# Task to complete
The records that follow are to be repeated exactly, with the pictures removed.

── Supplied material

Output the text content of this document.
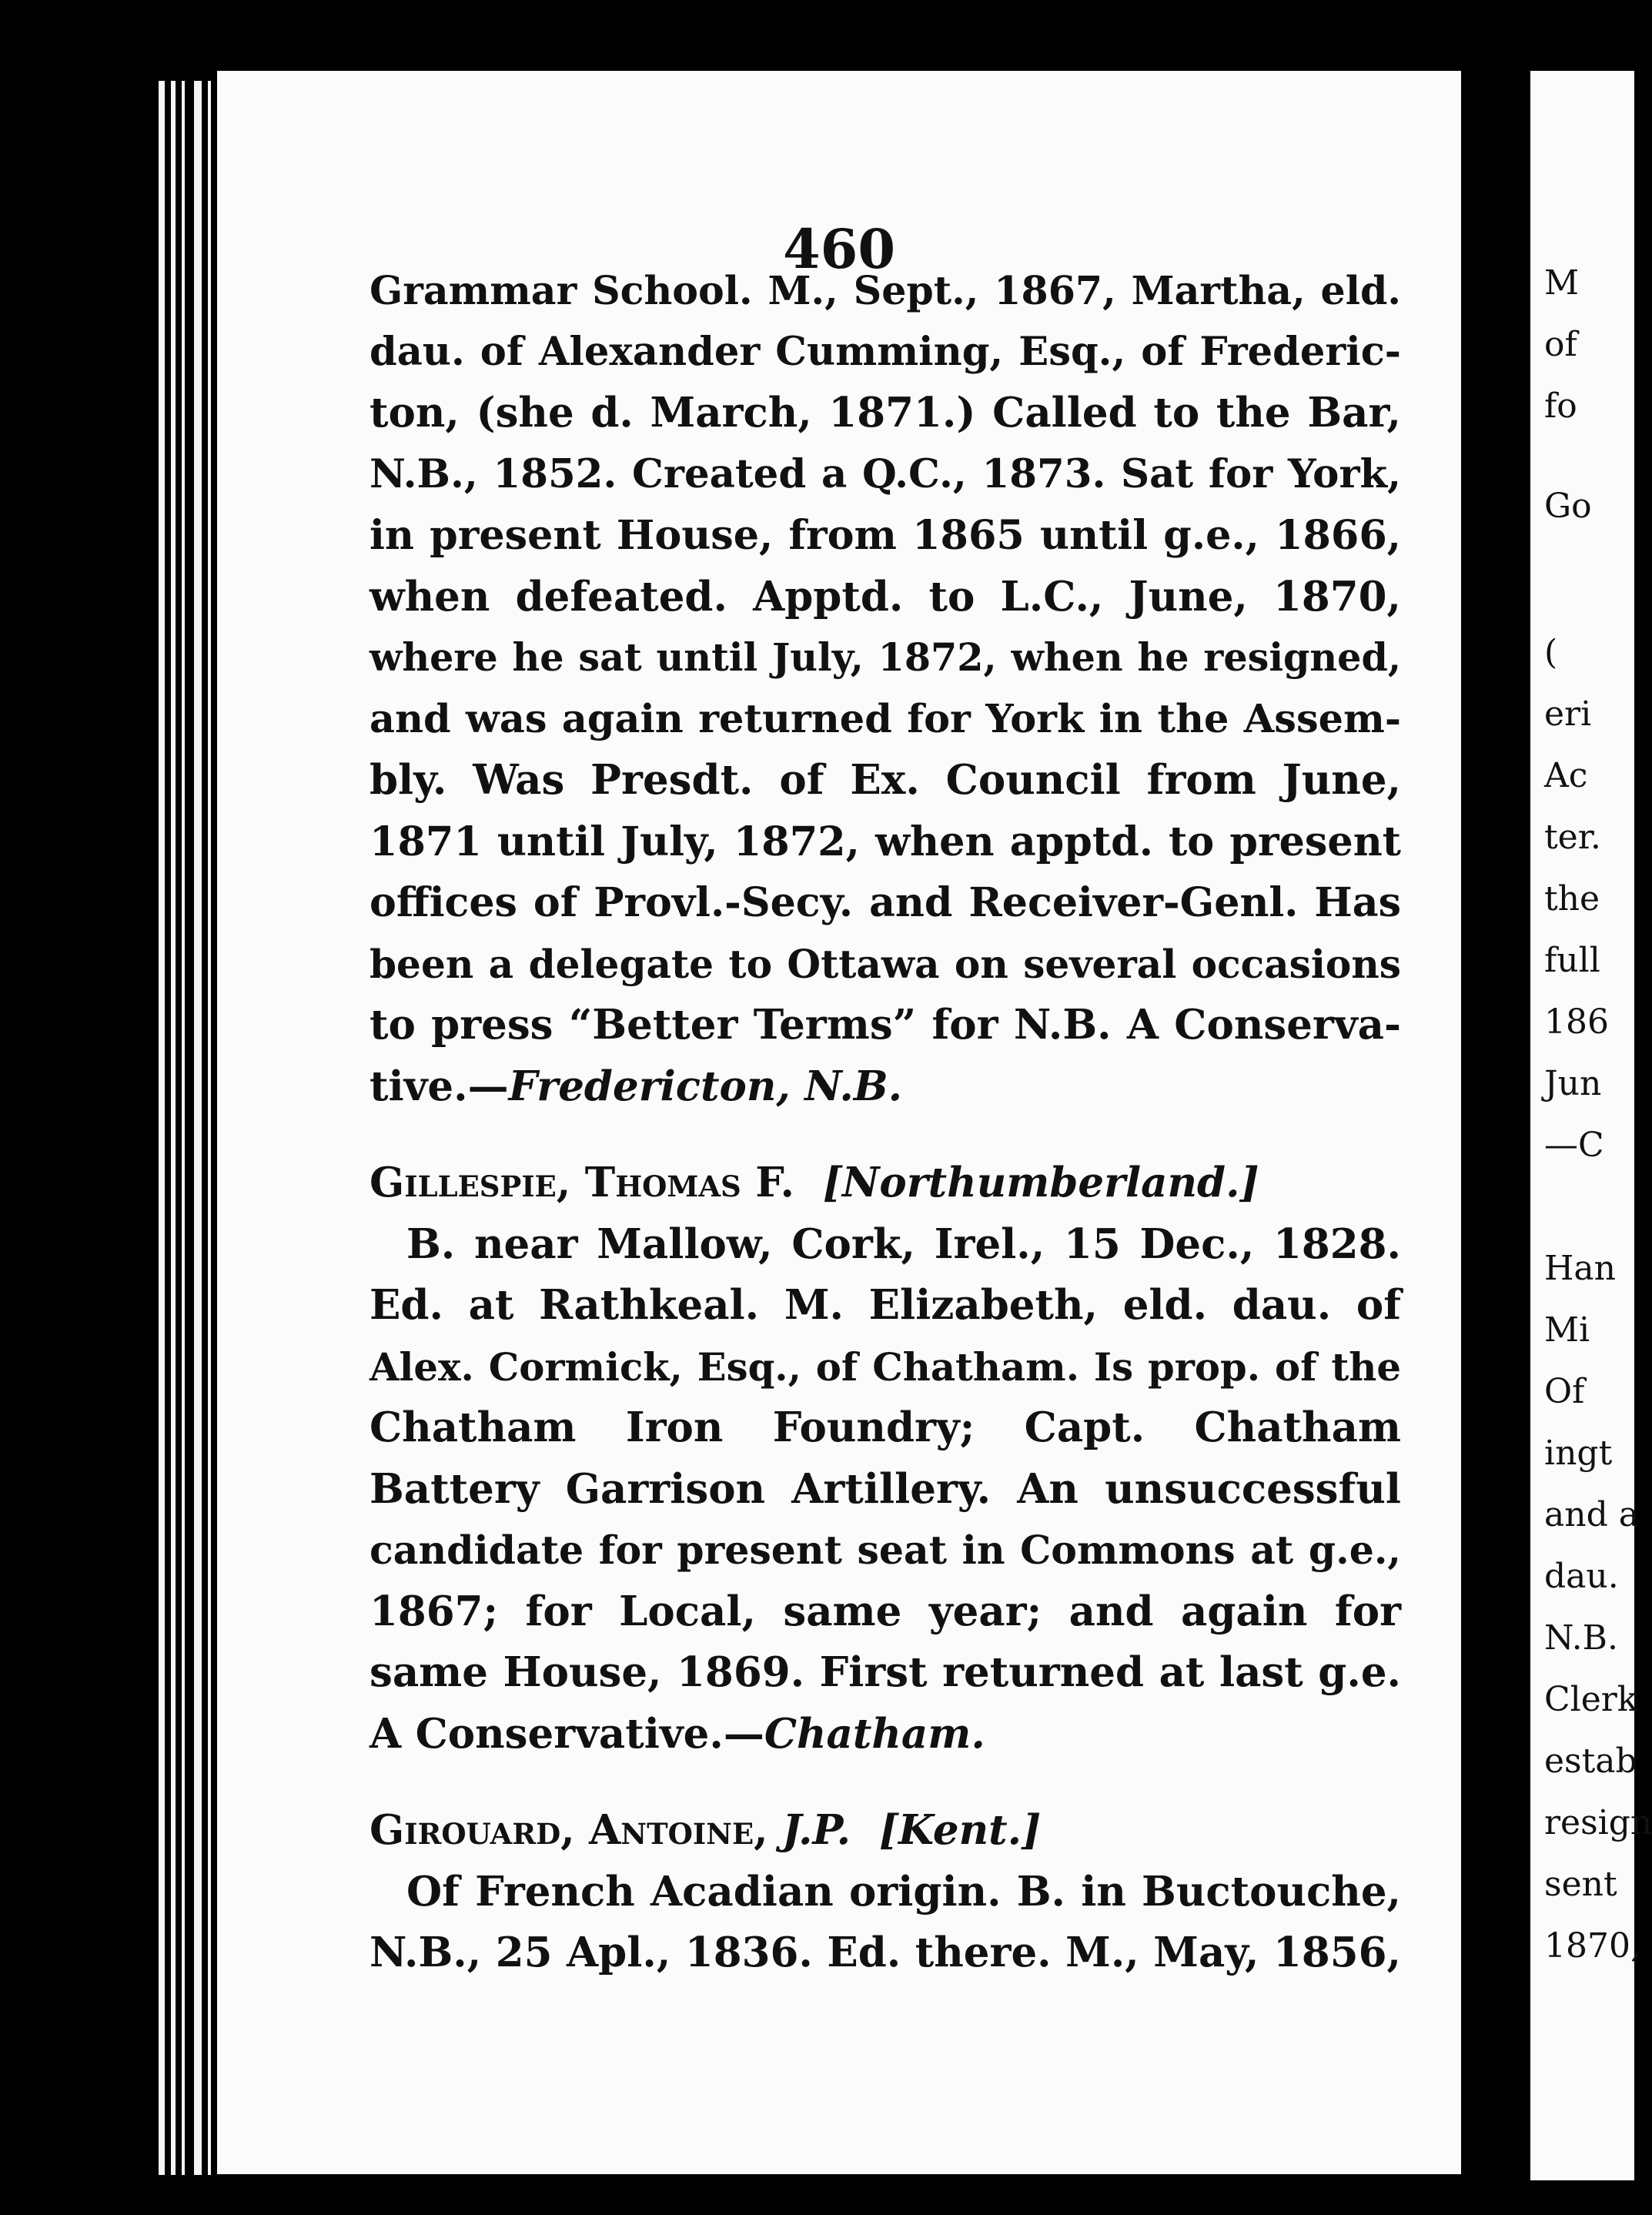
460
Grammar School. M., Sept., 1867, Martha, eld.
dau. of Alexander Cumming, Esq., of Frederic-
ton, (she d. March, 1871.) Called to the Bar,
N.B., 1852. Created a Q.C., 1873. Sat for York,
in present House, from 1865 until g.e., 1866,
when defeated. Apptd. to L.C., June, 1870,
where he sat until July, 1872, when he resigned,
and was again returned for York in the Assem-
bly. Was Presdt. of Ex. Council from June,
1871 until July, 1872, when apptd. to present
offices of Provl.-Secy. and Receiver-Genl. Has
been a delegate to Ottawa on several occasions
to press “Better Terms” for N.B. A Conserva-
tive.—Fredericton, N.B.
Gillespie, Thomas F. [Northumberland.]
B. near Mallow, Cork, Irel., 15 Dec., 1828.
Ed. at Rathkeal. M. Elizabeth, eld. dau. of
Alex. Cormick, Esq., of Chatham. Is prop. of the
Chatham Iron Foundry; Capt. Chatham
Battery Garrison Artillery. An unsuccessful
candidate for present seat in Commons at g.e.,
1867; for Local, same year; and again for
same House, 1869. First returned at last g.e.
A Conservative.—Chatham.
Girouard, Antoine, J.P. [Kent.]
Of French Acadian origin. B. in Buctouche,
N.B., 25 Apl., 1836. Ed. there. M., May, 1856,
M
of
fo
Go
(
eri
Ac
ter.
the
full
186
Jun
—C
Han
Mi
Of
ingt
and a
dau.
N.B.
Clerk
estab
resign
sent
1870,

────

# Reply to the task
Output the text content of this document.
460
Grammar School. M., Sept., 1867, Martha, eld.
dau. of Alexander Cumming, Esq., of Frederic-
ton, (she d. March, 1871.) Called to the Bar,
N.B., 1852. Created a Q.C., 1873. Sat for York,
in present House, from 1865 until g.e., 1866,
when defeated. Apptd. to L.C., June, 1870,
where he sat until July, 1872, when he resigned,
and was again returned for York in the Assem-
bly. Was Presdt. of Ex. Council from June,
1871 until July, 1872, when apptd. to present
offices of Provl.-Secy. and Receiver-Genl. Has
been a delegate to Ottawa on several occasions
to press “Better Terms” for N.B. A Conserva-
tive.—Fredericton, N.B.
Gillespie, Thomas F. [Northumberland.]
B. near Mallow, Cork, Irel., 15 Dec., 1828.
Ed. at Rathkeal. M. Elizabeth, eld. dau. of
Alex. Cormick, Esq., of Chatham. Is prop. of the
Chatham Iron Foundry; Capt. Chatham
Battery Garrison Artillery. An unsuccessful
candidate for present seat in Commons at g.e.,
1867; for Local, same year; and again for
same House, 1869. First returned at last g.e.
A Conservative.—Chatham.
Girouard, Antoine, J.P. [Kent.]
Of French Acadian origin. B. in Buctouche,
N.B., 25 Apl., 1836. Ed. there. M., May, 1856,
M
of
fo
Go
(
eri
Ac
ter.
the
full
186
Jun
—C
Han
Mi
Of
ingt
and a
dau.
N.B.
Clerk
estab
resign
sent
1870,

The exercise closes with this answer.